→ Work to be completed: Repeat every line of the material, character for character.

= = =

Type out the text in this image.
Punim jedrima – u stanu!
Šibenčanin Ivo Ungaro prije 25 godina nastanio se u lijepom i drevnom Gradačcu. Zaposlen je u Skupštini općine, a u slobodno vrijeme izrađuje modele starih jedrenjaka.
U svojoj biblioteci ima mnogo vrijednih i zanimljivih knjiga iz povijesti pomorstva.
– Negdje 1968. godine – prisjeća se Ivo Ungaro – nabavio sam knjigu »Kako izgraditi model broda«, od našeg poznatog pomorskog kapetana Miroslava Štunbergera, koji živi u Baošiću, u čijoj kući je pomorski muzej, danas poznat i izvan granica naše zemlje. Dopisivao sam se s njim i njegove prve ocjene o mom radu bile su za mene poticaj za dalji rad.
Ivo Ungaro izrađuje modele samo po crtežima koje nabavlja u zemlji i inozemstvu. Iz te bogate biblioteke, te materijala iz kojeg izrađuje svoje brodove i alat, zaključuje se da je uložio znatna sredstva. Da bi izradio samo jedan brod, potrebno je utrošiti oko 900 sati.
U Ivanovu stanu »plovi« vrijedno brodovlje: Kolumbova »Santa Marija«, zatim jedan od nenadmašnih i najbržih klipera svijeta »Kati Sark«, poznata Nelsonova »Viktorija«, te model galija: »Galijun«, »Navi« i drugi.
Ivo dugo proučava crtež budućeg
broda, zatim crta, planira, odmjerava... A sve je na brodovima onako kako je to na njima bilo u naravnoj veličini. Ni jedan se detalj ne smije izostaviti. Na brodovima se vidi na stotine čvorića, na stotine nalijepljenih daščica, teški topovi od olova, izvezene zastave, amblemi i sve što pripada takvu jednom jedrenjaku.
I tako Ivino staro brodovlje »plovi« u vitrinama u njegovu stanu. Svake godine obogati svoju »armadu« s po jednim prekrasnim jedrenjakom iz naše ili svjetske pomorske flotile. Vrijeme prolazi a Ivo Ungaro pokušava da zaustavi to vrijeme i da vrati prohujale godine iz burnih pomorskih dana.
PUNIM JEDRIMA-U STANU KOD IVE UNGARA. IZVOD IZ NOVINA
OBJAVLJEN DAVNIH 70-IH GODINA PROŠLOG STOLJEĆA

= = =

→ Right answer:
Type out the text in this image.
Punim jedrima – u stanu!
Šibenčanin Ivo Ungaro prije 25 godina nastanio se u lijepom i drevnom Gradačcu. Zaposlen je u Skupštini općine, a u slobodno vrijeme izrađuje modele starih jedrenjaka.
U svojoj biblioteci ima mnogo vrijednih i zanimljivih knjiga iz povijesti pomorstva.
– Negdje 1968. godine – prisjeća se Ivo Ungaro – nabavio sam knjigu »Kako izgraditi model broda«, od našeg poznatog pomorskog kapetana Miroslava Štunbergera, koji živi u Baošiću, u čijoj kući je pomorski muzej, danas poznat i izvan granica naše zemlje. Dopisivao sam se s njim i njegove prve ocjene o mom radu bile su za mene poticaj za dalji rad.
Ivo Ungaro izrađuje modele samo po crtežima koje nabavlja u zemlji i inozemstvu. Iz te bogate biblioteke, te materijala iz kojeg izrađuje svoje brodove i alat, zaključuje se da je uložio znatna sredstva. Da bi izradio samo jedan brod, potrebno je utrošiti oko 900 sati.
U Ivanovu stanu »plovi« vrijedno brodovlje: Kolumbova »Santa Marija«, zatim jedan od nenadmašnih i najbržih klipera svijeta »Kati Sark«, poznata Nelsonova »Viktorija«, te model galija: »Galijun«, »Navi« i drugi.
Ivo dugo proučava crtež budućeg
broda, zatim crta, planira, odmjerava... A sve je na brodovima onako kako je to na njima bilo u naravnoj veličini. Ni jedan se detalj ne smije izostaviti. Na brodovima se vidi na stotine čvorića, na stotine nalijepljenih daščica, teški topovi od olova, izvezene zastave, amblemi i sve što pripada takvu jednom jedrenjaku.
I tako Ivino staro brodovlje »plovi« u vitrinama u njegovu stanu. Svake godine obogati svoju »armadu« s po jednim prekrasnim jedrenjakom iz naše ili svjetske pomorske flotile. Vrijeme prolazi a Ivo Ungaro pokušava da zaustavi to vrijeme i da vrati prohujale godine iz burnih pomorskih dana.
PUNIM JEDRIMA-U STANU KOD IVE UNGARA. IZVOD IZ NOVINA
OBJAVLJEN DAVNIH 70-IH GODINA PROŠLOG STOLJEĆA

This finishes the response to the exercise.